TASK DESCRIPTION:
Output all lines exactly.

Data entries:
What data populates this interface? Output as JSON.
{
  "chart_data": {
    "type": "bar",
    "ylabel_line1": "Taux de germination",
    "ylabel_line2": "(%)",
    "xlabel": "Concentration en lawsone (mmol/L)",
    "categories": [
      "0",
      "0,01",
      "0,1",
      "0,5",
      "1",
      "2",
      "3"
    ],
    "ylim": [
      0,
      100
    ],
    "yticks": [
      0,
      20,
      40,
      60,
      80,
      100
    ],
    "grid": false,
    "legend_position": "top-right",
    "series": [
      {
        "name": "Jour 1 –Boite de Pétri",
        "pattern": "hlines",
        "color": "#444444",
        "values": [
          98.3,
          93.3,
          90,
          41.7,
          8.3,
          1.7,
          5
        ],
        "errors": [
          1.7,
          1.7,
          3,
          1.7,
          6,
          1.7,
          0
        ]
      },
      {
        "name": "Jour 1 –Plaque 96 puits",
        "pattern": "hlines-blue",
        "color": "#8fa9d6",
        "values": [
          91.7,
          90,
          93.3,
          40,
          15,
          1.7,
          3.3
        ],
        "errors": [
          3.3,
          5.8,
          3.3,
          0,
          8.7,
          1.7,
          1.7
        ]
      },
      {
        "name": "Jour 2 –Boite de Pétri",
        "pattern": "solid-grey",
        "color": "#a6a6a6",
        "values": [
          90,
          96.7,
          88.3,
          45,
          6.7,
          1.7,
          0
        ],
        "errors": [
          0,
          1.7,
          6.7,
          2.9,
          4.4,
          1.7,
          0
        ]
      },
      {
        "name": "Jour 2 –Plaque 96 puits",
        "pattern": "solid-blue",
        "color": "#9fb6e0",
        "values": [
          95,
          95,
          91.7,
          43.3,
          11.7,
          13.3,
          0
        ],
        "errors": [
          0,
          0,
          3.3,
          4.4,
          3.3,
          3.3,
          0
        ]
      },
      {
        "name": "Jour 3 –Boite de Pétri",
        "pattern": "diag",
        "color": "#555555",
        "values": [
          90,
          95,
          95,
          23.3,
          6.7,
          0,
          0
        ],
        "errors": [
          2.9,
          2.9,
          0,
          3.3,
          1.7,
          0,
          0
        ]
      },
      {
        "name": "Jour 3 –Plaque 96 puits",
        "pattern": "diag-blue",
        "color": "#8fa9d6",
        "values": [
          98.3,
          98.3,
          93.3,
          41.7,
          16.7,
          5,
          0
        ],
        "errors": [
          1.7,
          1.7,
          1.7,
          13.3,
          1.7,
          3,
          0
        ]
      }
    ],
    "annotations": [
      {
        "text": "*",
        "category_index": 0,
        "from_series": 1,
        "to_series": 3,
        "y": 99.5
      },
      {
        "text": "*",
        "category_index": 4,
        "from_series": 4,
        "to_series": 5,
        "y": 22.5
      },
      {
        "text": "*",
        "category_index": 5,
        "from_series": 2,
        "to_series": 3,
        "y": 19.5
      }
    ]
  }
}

RESULT OF THIS TASK:
What data populates this interface? Output as JSON.
{
  "chart_data": {
    "type": "bar",
    "ylabel_line1": "Taux de germination",
    "ylabel_line2": "(%)",
    "xlabel": "Concentration en lawsone (mmol/L)",
    "categories": [
      "0",
      "0,01",
      "0,1",
      "0,5",
      "1",
      "2",
      "3"
    ],
    "ylim": [
      0,
      100
    ],
    "yticks": [
      0,
      20,
      40,
      60,
      80,
      100
    ],
    "grid": false,
    "legend_position": "top-right",
    "series": [
      {
        "name": "Jour 1 –Boite de Pétri",
        "pattern": "hlines",
        "color": "#444444",
        "values": [
          98.3,
          93.3,
          90,
          41.7,
          8.3,
          1.7,
          5
        ],
        "errors": [
          1.7,
          1.7,
          3,
          1.7,
          6,
          1.7,
          0
        ]
      },
      {
        "name": "Jour 1 –Plaque 96 puits",
        "pattern": "hlines-blue",
        "color": "#8fa9d6",
        "values": [
          91.7,
          90,
          93.3,
          40,
          15,
          1.7,
          3.3
        ],
        "errors": [
          3.3,
          5.8,
          3.3,
          0,
          8.7,
          1.7,
          1.7
        ]
      },
      {
        "name": "Jour 2 –Boite de Pétri",
        "pattern": "solid-grey",
        "color": "#a6a6a6",
        "values": [
          90,
          96.7,
          88.3,
          45,
          6.7,
          1.7,
          0
        ],
        "errors": [
          0,
          1.7,
          6.7,
          2.9,
          4.4,
          1.7,
          0
        ]
      },
      {
        "name": "Jour 2 –Plaque 96 puits",
        "pattern": "solid-blue",
        "color": "#9fb6e0",
        "values": [
          95,
          95,
          91.7,
          43.3,
          11.7,
          13.3,
          0
        ],
        "errors": [
          0,
          0,
          3.3,
          4.4,
          3.3,
          3.3,
          0
        ]
      },
      {
        "name": "Jour 3 –Boite de Pétri",
        "pattern": "diag",
        "color": "#555555",
        "values": [
          90,
          95,
          95,
          23.3,
          6.7,
          0,
          0
        ],
        "errors": [
          2.9,
          2.9,
          0,
          3.3,
          1.7,
          0,
          0
        ]
      },
      {
        "name": "Jour 3 –Plaque 96 puits",
        "pattern": "diag-blue",
        "color": "#8fa9d6",
        "values": [
          98.3,
          98.3,
          93.3,
          41.7,
          16.7,
          5,
          0
        ],
        "errors": [
          1.7,
          1.7,
          1.7,
          13.3,
          1.7,
          3,
          0
        ]
      }
    ],
    "annotations": [
      {
        "text": "*",
        "category_index": 0,
        "from_series": 1,
        "to_series": 3,
        "y": 99.5
      },
      {
        "text": "*",
        "category_index": 4,
        "from_series": 4,
        "to_series": 5,
        "y": 22.5
      },
      {
        "text": "*",
        "category_index": 5,
        "from_series": 2,
        "to_series": 3,
        "y": 19.5
      }
    ]
  }
}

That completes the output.